• **Stated exercise**: Write out all of the lines below, exactly and completely.

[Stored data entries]
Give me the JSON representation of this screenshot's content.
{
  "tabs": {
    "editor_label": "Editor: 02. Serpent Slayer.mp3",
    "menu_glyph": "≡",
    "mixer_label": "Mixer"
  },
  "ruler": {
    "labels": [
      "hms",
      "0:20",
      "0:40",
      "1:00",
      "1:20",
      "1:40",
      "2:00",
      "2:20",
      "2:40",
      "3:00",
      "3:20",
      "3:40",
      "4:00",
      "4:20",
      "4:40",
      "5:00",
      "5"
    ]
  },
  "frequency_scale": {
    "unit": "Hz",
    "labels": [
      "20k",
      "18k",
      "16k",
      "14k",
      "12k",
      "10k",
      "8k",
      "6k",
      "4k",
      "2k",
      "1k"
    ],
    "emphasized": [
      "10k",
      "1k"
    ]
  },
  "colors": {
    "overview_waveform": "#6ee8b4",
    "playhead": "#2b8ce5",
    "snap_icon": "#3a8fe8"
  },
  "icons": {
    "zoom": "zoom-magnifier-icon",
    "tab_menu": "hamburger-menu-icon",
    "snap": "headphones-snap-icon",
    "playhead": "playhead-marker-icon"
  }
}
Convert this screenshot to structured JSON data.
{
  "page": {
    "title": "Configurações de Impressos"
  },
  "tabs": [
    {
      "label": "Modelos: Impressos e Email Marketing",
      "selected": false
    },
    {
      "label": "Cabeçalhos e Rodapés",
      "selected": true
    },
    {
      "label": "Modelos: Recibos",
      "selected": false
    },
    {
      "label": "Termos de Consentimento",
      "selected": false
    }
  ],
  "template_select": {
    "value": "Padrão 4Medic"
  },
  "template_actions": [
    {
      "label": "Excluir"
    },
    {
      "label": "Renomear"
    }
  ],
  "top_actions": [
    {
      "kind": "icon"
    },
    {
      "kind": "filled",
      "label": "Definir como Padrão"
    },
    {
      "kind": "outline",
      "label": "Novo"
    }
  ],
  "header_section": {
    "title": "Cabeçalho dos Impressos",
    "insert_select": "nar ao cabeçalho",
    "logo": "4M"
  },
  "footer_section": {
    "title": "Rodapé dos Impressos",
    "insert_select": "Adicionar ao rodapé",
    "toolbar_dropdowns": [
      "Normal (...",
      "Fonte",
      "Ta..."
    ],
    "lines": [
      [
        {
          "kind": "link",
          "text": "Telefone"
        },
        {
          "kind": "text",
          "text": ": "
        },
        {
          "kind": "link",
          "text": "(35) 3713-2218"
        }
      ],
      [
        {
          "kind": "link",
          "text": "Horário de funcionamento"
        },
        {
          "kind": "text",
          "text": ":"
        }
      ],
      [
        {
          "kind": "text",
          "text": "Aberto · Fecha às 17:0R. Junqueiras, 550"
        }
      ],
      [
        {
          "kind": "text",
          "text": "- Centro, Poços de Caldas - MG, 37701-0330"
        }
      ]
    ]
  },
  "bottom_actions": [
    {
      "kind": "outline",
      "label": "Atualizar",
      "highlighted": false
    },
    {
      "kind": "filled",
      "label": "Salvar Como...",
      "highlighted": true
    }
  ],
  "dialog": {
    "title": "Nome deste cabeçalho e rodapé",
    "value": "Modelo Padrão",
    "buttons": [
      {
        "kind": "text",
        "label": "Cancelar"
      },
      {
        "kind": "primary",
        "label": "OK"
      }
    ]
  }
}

• **Answer in full**:
Give me the JSON representation of this screenshot's content.
{
  "tabs": {
    "editor_label": "Editor: 02. Serpent Slayer.mp3",
    "menu_glyph": "≡",
    "mixer_label": "Mixer"
  },
  "ruler": {
    "labels": [
      "hms",
      "0:20",
      "0:40",
      "1:00",
      "1:20",
      "1:40",
      "2:00",
      "2:20",
      "2:40",
      "3:00",
      "3:20",
      "3:40",
      "4:00",
      "4:20",
      "4:40",
      "5:00",
      "5"
    ]
  },
  "frequency_scale": {
    "unit": "Hz",
    "labels": [
      "20k",
      "18k",
      "16k",
      "14k",
      "12k",
      "10k",
      "8k",
      "6k",
      "4k",
      "2k",
      "1k"
    ],
    "emphasized": [
      "10k",
      "1k"
    ]
  },
  "colors": {
    "overview_waveform": "#6ee8b4",
    "playhead": "#2b8ce5",
    "snap_icon": "#3a8fe8"
  },
  "icons": {
    "zoom": "zoom-magnifier-icon",
    "tab_menu": "hamburger-menu-icon",
    "snap": "headphones-snap-icon",
    "playhead": "playhead-marker-icon"
  }
}
Convert this screenshot to structured JSON data.
{
  "page": {
    "title": "Configurações de Impressos"
  },
  "tabs": [
    {
      "label": "Modelos: Impressos e Email Marketing",
      "selected": false
    },
    {
      "label": "Cabeçalhos e Rodapés",
      "selected": true
    },
    {
      "label": "Modelos: Recibos",
      "selected": false
    },
    {
      "label": "Termos de Consentimento",
      "selected": false
    }
  ],
  "template_select": {
    "value": "Padrão 4Medic"
  },
  "template_actions": [
    {
      "label": "Excluir"
    },
    {
      "label": "Renomear"
    }
  ],
  "top_actions": [
    {
      "kind": "icon"
    },
    {
      "kind": "filled",
      "label": "Definir como Padrão"
    },
    {
      "kind": "outline",
      "label": "Novo"
    }
  ],
  "header_section": {
    "title": "Cabeçalho dos Impressos",
    "insert_select": "nar ao cabeçalho",
    "logo": "4M"
  },
  "footer_section": {
    "title": "Rodapé dos Impressos",
    "insert_select": "Adicionar ao rodapé",
    "toolbar_dropdowns": [
      "Normal (...",
      "Fonte",
      "Ta..."
    ],
    "lines": [
      [
        {
          "kind": "link",
          "text": "Telefone"
        },
        {
          "kind": "text",
          "text": ": "
        },
        {
          "kind": "link",
          "text": "(35) 3713-2218"
        }
      ],
      [
        {
          "kind": "link",
          "text": "Horário de funcionamento"
        },
        {
          "kind": "text",
          "text": ":"
        }
      ],
      [
        {
          "kind": "text",
          "text": "Aberto · Fecha às 17:0R. Junqueiras, 550"
        }
      ],
      [
        {
          "kind": "text",
          "text": "- Centro, Poços de Caldas - MG, 37701-0330"
        }
      ]
    ]
  },
  "bottom_actions": [
    {
      "kind": "outline",
      "label": "Atualizar",
      "highlighted": false
    },
    {
      "kind": "filled",
      "label": "Salvar Como...",
      "highlighted": true
    }
  ],
  "dialog": {
    "title": "Nome deste cabeçalho e rodapé",
    "value": "Modelo Padrão",
    "buttons": [
      {
        "kind": "text",
        "label": "Cancelar"
      },
      {
        "kind": "primary",
        "label": "OK"
      }
    ]
  }
}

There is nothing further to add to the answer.